# BRIEF
In the entries that follow, locate the line with "Enumerate this screenshot's", then restate that line and all later lines exactly as they appear, leaving pictures out.

+++++

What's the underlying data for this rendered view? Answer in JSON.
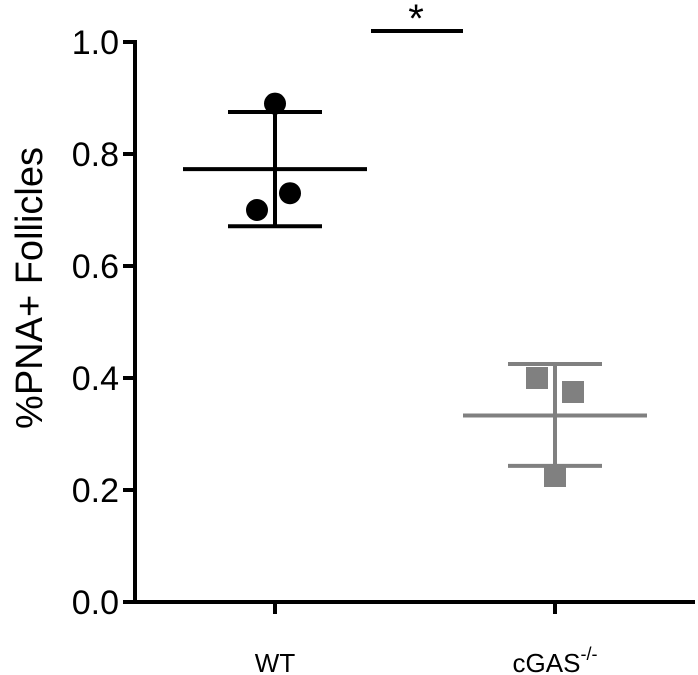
{
  "chart_data": {
    "type": "scatter",
    "ylabel": "%PNA+ Follicles",
    "xlabel": "",
    "ylim": [
      0.0,
      1.0
    ],
    "yticks": [
      "0.0",
      "0.2",
      "0.4",
      "0.6",
      "0.8",
      "1.0"
    ],
    "categories": [
      "WT",
      "cGAS"
    ],
    "category_superscripts": [
      "",
      "-/-"
    ],
    "series": [
      {
        "category": "WT",
        "color": "#000000",
        "marker": "circle",
        "points": [
          0.89,
          0.73,
          0.7
        ],
        "mean": 0.773,
        "sd_upper": 0.875,
        "sd_lower": 0.671
      },
      {
        "category": "cGAS",
        "color": "#808080",
        "marker": "square",
        "points": [
          0.4,
          0.375,
          0.225
        ],
        "mean": 0.333,
        "sd_upper": 0.425,
        "sd_lower": 0.243
      }
    ],
    "annotations": [
      {
        "text": "*"
      }
    ],
    "grid": false,
    "legend": "none"
  }
}
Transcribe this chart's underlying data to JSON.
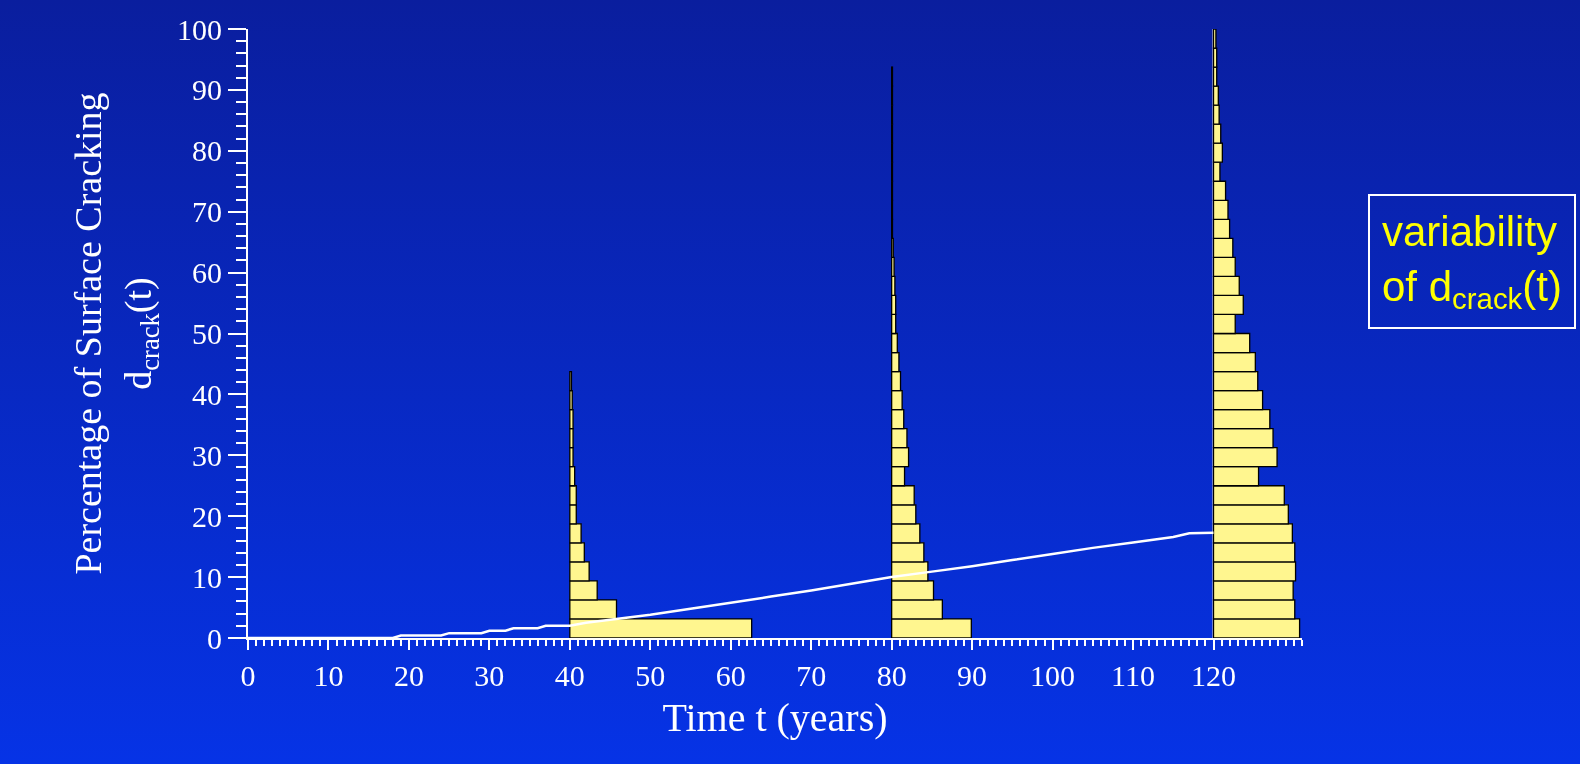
{
  "chart_data": {
    "type": "line",
    "orientation": "horizontal",
    "xlabel": "Time t (years)",
    "ylabel": "Percentage of Surface Cracking\nd$_{crack}$(t)",
    "annotations": [
      "variability\nof d$_{crack}$(t)"
    ],
    "series": [
      {
        "color": "#ffffff",
        "values": [
          0,
          18,
          19,
          24,
          25,
          29,
          30,
          32,
          33,
          36,
          37,
          40,
          42,
          45,
          50,
          55,
          60,
          65,
          70,
          75,
          80,
          85,
          90,
          95,
          100,
          105,
          110,
          115,
          117,
          120
        ],
        "x": [
          0,
          0,
          0.4,
          0.4,
          0.8,
          0.8,
          1.2,
          1.2,
          1.6,
          1.6,
          2.0,
          2.0,
          2.5,
          3.0,
          3.8,
          4.8,
          5.8,
          6.8,
          7.8,
          8.9,
          10.0,
          10.9,
          11.8,
          12.8,
          13.8,
          14.8,
          15.7,
          16.6,
          17.2,
          17.3
        ]
      },
      {
        "type": "histogram",
        "color": "#fff68f",
        "bins": [
          0,
          3.125,
          6.25,
          9.375,
          12.5,
          15.625,
          18.75,
          21.875,
          25,
          28.125,
          31.25,
          34.375,
          37.5,
          40.625,
          43.75
        ],
        "values": [
          22.6,
          5.8,
          3.4,
          2.4,
          1.8,
          1.4,
          0.8,
          0.8,
          0.6,
          0.4,
          0.4,
          0.4,
          0.3,
          0.2
        ],
        "base": [
          40,
          40,
          40,
          40,
          40,
          40,
          40,
          40,
          40,
          40,
          40,
          40,
          40,
          40
        ]
      },
      {
        "type": "histogram",
        "color": "#fff68f",
        "bins": [
          0,
          3.125,
          6.25,
          9.375,
          12.5,
          15.625,
          18.75,
          21.875,
          25,
          28.125,
          31.25,
          34.375,
          37.5,
          40.625,
          43.75,
          46.875,
          50,
          53.125,
          56.25,
          59.375,
          62.5,
          65.625,
          68.75,
          71.875,
          75,
          78.125,
          81.25,
          84.375,
          87.5,
          90.625,
          93.75
        ],
        "values": [
          9.9,
          6.3,
          5.2,
          4.5,
          4.0,
          3.5,
          3.0,
          2.8,
          1.6,
          2.1,
          1.9,
          1.5,
          1.3,
          1.1,
          0.9,
          0.7,
          0.5,
          0.5,
          0.4,
          0.3,
          0.2,
          0.1,
          0.1,
          0.1,
          0.1,
          0.1,
          0.1,
          0.1,
          0.1,
          0.1
        ],
        "base": [
          80,
          80,
          80,
          80,
          80,
          80,
          80,
          80,
          80,
          80,
          80,
          80,
          80,
          80,
          80,
          80,
          80,
          80,
          80,
          80,
          80,
          80,
          80,
          80,
          80,
          80,
          80,
          80,
          80,
          80
        ]
      },
      {
        "type": "histogram",
        "color": "#fff68f",
        "bins": [
          0,
          3.125,
          6.25,
          9.375,
          12.5,
          15.625,
          18.75,
          21.875,
          25,
          28.125,
          31.25,
          34.375,
          37.5,
          40.625,
          43.75,
          46.875,
          50,
          53.125,
          56.25,
          59.375,
          62.5,
          65.625,
          68.75,
          71.875,
          75,
          78.125,
          81.25,
          84.375,
          87.5,
          90.625,
          93.75,
          96.875,
          100
        ],
        "values": [
          10.7,
          10.1,
          9.9,
          10.2,
          10.1,
          9.8,
          9.3,
          8.8,
          5.6,
          7.9,
          7.4,
          7.0,
          6.1,
          5.5,
          5.2,
          4.5,
          2.7,
          3.7,
          3.2,
          2.7,
          2.4,
          2.0,
          1.8,
          1.5,
          0.8,
          1.1,
          0.9,
          0.7,
          0.6,
          0.4,
          0.4,
          0.3
        ],
        "base": [
          120,
          120,
          120,
          120,
          120,
          120,
          120,
          120,
          120,
          120,
          120,
          120,
          120,
          120,
          120,
          120,
          120,
          120,
          120,
          120,
          120,
          120,
          120,
          120,
          120,
          120,
          120,
          120,
          120,
          120,
          120,
          120
        ]
      }
    ],
    "xlim": [
      0,
      131
    ],
    "xticks": [
      0,
      10,
      20,
      30,
      40,
      50,
      60,
      70,
      80,
      90,
      100,
      110,
      120
    ],
    "ylim": [
      0,
      100
    ],
    "yticks": [
      0,
      10,
      20,
      30,
      40,
      50,
      60,
      70,
      80,
      90,
      100
    ],
    "ref_lines": [
      {
        "axis": "x",
        "value": 120,
        "color": "#ffffff"
      }
    ],
    "marker": "none",
    "line_style": "solid",
    "grid": false,
    "legend": false
  }
}
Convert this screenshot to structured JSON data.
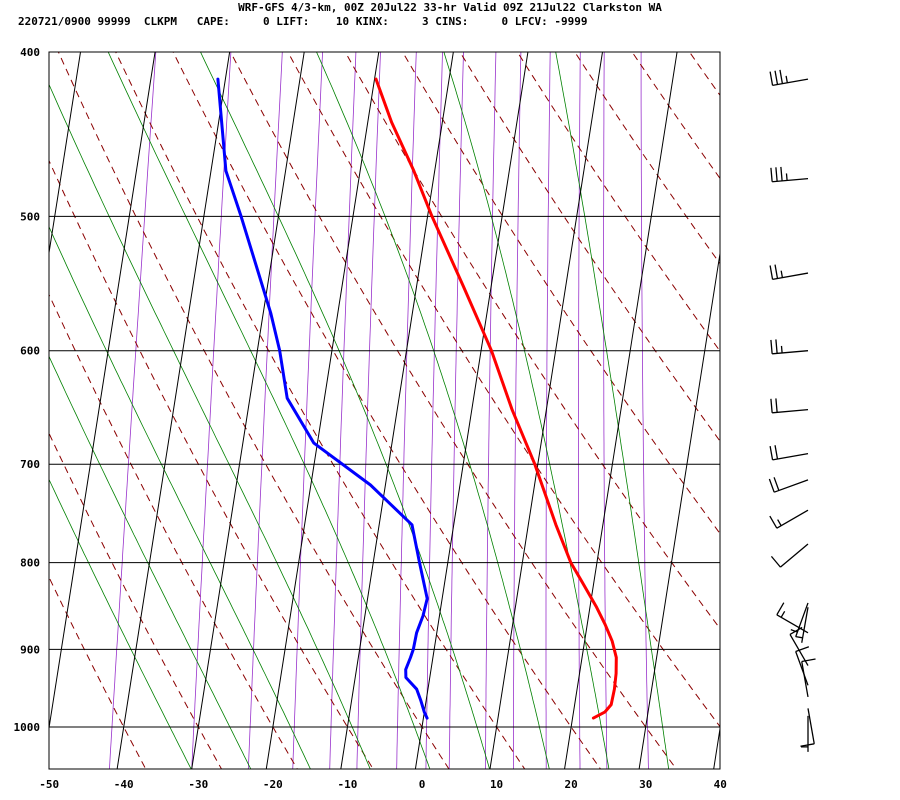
{
  "header": {
    "title_line1": "WRF-GFS 4/3-km, 00Z 20Jul22 33-hr Valid 09Z 21Jul22 Clarkston WA",
    "title_line2": "220721/0900 99999  CLKPM   CAPE:     0 LIFT:    10 KINX:     3 CINS:     0 LFCV: -9999"
  },
  "chart_data": {
    "type": "line",
    "chart_style": "skew-T log-p sounding",
    "title": "WRF-GFS 4/3-km, 00Z 20Jul22 33-hr Valid 09Z 21Jul22 Clarkston WA",
    "subtitle": "220721/0900 99999  CLKPM   CAPE:     0 LIFT:    10 KINX:     3 CINS:     0 LFCV: -9999",
    "xlabel": "",
    "ylabel": "",
    "x_ticks": [
      -50,
      -40,
      -30,
      -20,
      -10,
      0,
      10,
      20,
      30,
      40
    ],
    "y_ticks": [
      400,
      500,
      600,
      700,
      800,
      900,
      1000
    ],
    "xlim": [
      -50,
      40
    ],
    "ylim": [
      1035,
      400
    ],
    "y_scale": "log",
    "grid": true,
    "colors": {
      "temperature": "#ff0000",
      "dewpoint": "#0000ff",
      "dry_adiabat": "#8b0000",
      "moist_adiabat": "#008000",
      "mixing_ratio": "#9932cc",
      "grid": "#000000"
    },
    "series": [
      {
        "key": "temperature",
        "points": [
          {
            "p": 988,
            "t": 22.8
          },
          {
            "p": 980,
            "t": 24.2
          },
          {
            "p": 970,
            "t": 24.9
          },
          {
            "p": 950,
            "t": 25.0
          },
          {
            "p": 930,
            "t": 24.9
          },
          {
            "p": 910,
            "t": 24.6
          },
          {
            "p": 890,
            "t": 23.7
          },
          {
            "p": 870,
            "t": 22.4
          },
          {
            "p": 850,
            "t": 20.9
          },
          {
            "p": 820,
            "t": 18.3
          },
          {
            "p": 800,
            "t": 16.5
          },
          {
            "p": 760,
            "t": 13.7
          },
          {
            "p": 700,
            "t": 9.6
          },
          {
            "p": 650,
            "t": 5.4
          },
          {
            "p": 600,
            "t": 1.4
          },
          {
            "p": 550,
            "t": -3.7
          },
          {
            "p": 500,
            "t": -9.4
          },
          {
            "p": 470,
            "t": -12.8
          },
          {
            "p": 440,
            "t": -16.8
          },
          {
            "p": 415,
            "t": -19.8
          }
        ]
      },
      {
        "key": "dewpoint",
        "points": [
          {
            "p": 988,
            "t": 0.5
          },
          {
            "p": 980,
            "t": 0.0
          },
          {
            "p": 965,
            "t": -0.7
          },
          {
            "p": 950,
            "t": -1.5
          },
          {
            "p": 935,
            "t": -3.2
          },
          {
            "p": 925,
            "t": -3.4
          },
          {
            "p": 910,
            "t": -3.0
          },
          {
            "p": 900,
            "t": -2.8
          },
          {
            "p": 880,
            "t": -2.7
          },
          {
            "p": 860,
            "t": -2.2
          },
          {
            "p": 840,
            "t": -2.0
          },
          {
            "p": 800,
            "t": -3.8
          },
          {
            "p": 760,
            "t": -5.6
          },
          {
            "p": 720,
            "t": -12.0
          },
          {
            "p": 680,
            "t": -20.5
          },
          {
            "p": 640,
            "t": -25.0
          },
          {
            "p": 600,
            "t": -27.0
          },
          {
            "p": 570,
            "t": -29.0
          },
          {
            "p": 500,
            "t": -35.0
          },
          {
            "p": 470,
            "t": -38.0
          },
          {
            "p": 415,
            "t": -41.0
          }
        ]
      }
    ],
    "wind_barbs": [
      {
        "p": 415,
        "dir": 260,
        "kt": 35
      },
      {
        "p": 475,
        "dir": 265,
        "kt": 35
      },
      {
        "p": 540,
        "dir": 260,
        "kt": 25
      },
      {
        "p": 600,
        "dir": 265,
        "kt": 25
      },
      {
        "p": 650,
        "dir": 265,
        "kt": 20
      },
      {
        "p": 690,
        "dir": 260,
        "kt": 20
      },
      {
        "p": 715,
        "dir": 250,
        "kt": 20
      },
      {
        "p": 745,
        "dir": 240,
        "kt": 15
      },
      {
        "p": 780,
        "dir": 230,
        "kt": 10
      },
      {
        "p": 845,
        "dir": 200,
        "kt": 5
      },
      {
        "p": 850,
        "dir": 190,
        "kt": 5
      },
      {
        "p": 880,
        "dir": 300,
        "kt": 15
      },
      {
        "p": 920,
        "dir": 330,
        "kt": 10
      },
      {
        "p": 945,
        "dir": 340,
        "kt": 10
      },
      {
        "p": 960,
        "dir": 350,
        "kt": 10
      },
      {
        "p": 975,
        "dir": 170,
        "kt": 10
      },
      {
        "p": 985,
        "dir": 180,
        "kt": 5
      }
    ]
  }
}
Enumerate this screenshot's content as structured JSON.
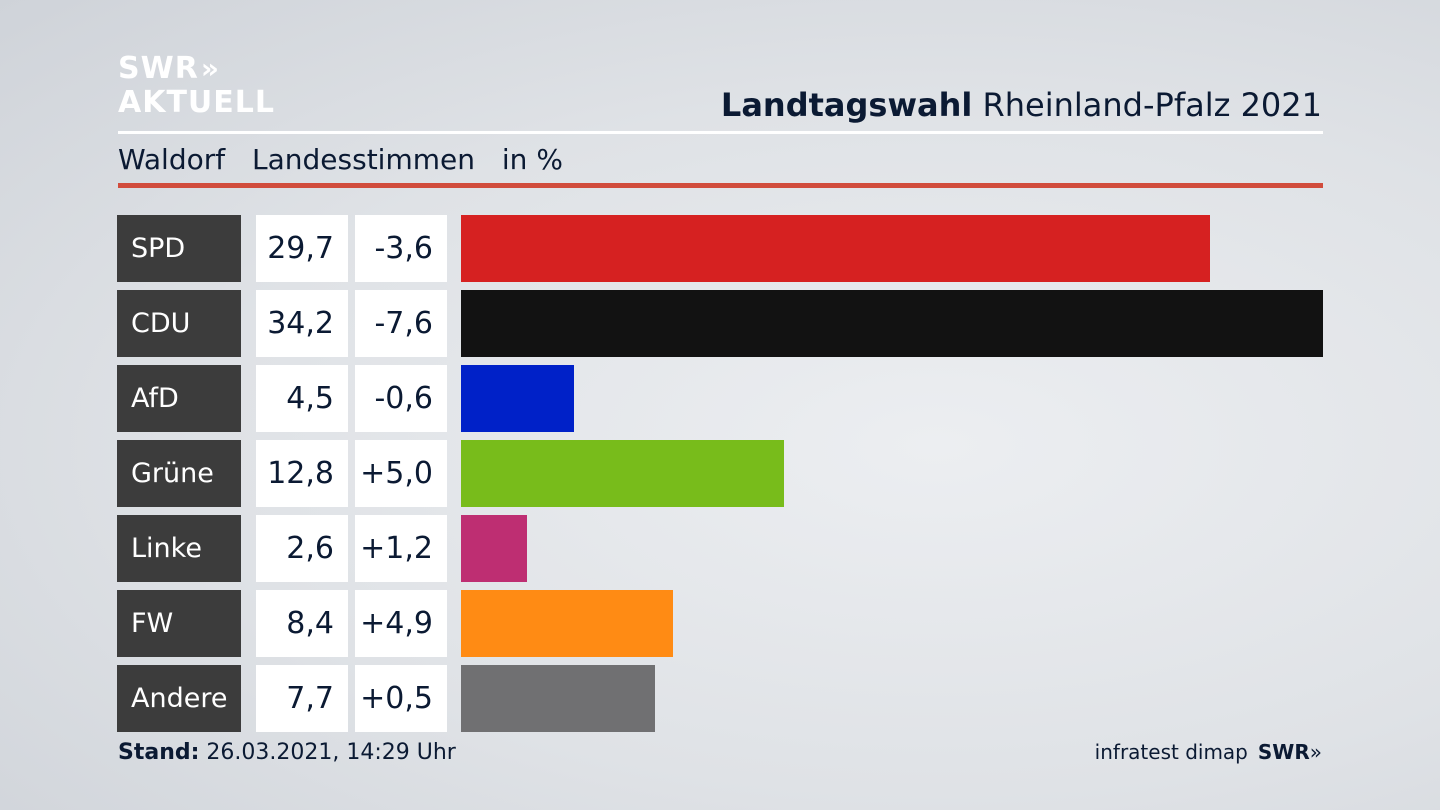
{
  "logo": {
    "line1": "SWR",
    "line2": "AKTUELL",
    "chevrons": "»"
  },
  "header": {
    "title_bold": "Landtagswahl",
    "title_rest": "Rheinland-Pfalz 2021",
    "district": "Waldorf",
    "vote_type": "Landesstimmen",
    "unit": "in %"
  },
  "footer": {
    "stand_label": "Stand:",
    "stand_value": "26.03.2021, 14:29 Uhr",
    "source": "infratest dimap",
    "source_brand": "SWR",
    "source_chevrons": "»"
  },
  "chart_data": {
    "type": "bar",
    "orientation": "horizontal",
    "categories": [
      "SPD",
      "CDU",
      "AfD",
      "Grüne",
      "Linke",
      "FW",
      "Andere"
    ],
    "values": [
      29.7,
      34.2,
      4.5,
      12.8,
      2.6,
      8.4,
      7.7
    ],
    "value_labels": [
      "29,7",
      "34,2",
      "4,5",
      "12,8",
      "2,6",
      "8,4",
      "7,7"
    ],
    "diff_labels": [
      "-3,6",
      "-7,6",
      "-0,6",
      "+5,0",
      "+1,2",
      "+4,9",
      "+0,5"
    ],
    "colors": [
      "#d62121",
      "#121212",
      "#0021c8",
      "#78bc1b",
      "#be2e72",
      "#ff8b14",
      "#707072"
    ],
    "xlim": [
      0,
      34.2
    ],
    "grid": false,
    "legend": "none"
  }
}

+++++

# RIGHT ANSWER
Enumerate this screenshot's content as structured JSON.
{
  "logo": {
    "line1": "SWR",
    "line2": "AKTUELL",
    "chevrons": "»"
  },
  "header": {
    "title_bold": "Landtagswahl",
    "title_rest": "Rheinland-Pfalz 2021",
    "district": "Waldorf",
    "vote_type": "Landesstimmen",
    "unit": "in %"
  },
  "footer": {
    "stand_label": "Stand:",
    "stand_value": "26.03.2021, 14:29 Uhr",
    "source": "infratest dimap",
    "source_brand": "SWR",
    "source_chevrons": "»"
  },
  "chart_data": {
    "type": "bar",
    "orientation": "horizontal",
    "categories": [
      "SPD",
      "CDU",
      "AfD",
      "Grüne",
      "Linke",
      "FW",
      "Andere"
    ],
    "values": [
      29.7,
      34.2,
      4.5,
      12.8,
      2.6,
      8.4,
      7.7
    ],
    "value_labels": [
      "29,7",
      "34,2",
      "4,5",
      "12,8",
      "2,6",
      "8,4",
      "7,7"
    ],
    "diff_labels": [
      "-3,6",
      "-7,6",
      "-0,6",
      "+5,0",
      "+1,2",
      "+4,9",
      "+0,5"
    ],
    "colors": [
      "#d62121",
      "#121212",
      "#0021c8",
      "#78bc1b",
      "#be2e72",
      "#ff8b14",
      "#707072"
    ],
    "xlim": [
      0,
      34.2
    ],
    "grid": false,
    "legend": "none"
  }
}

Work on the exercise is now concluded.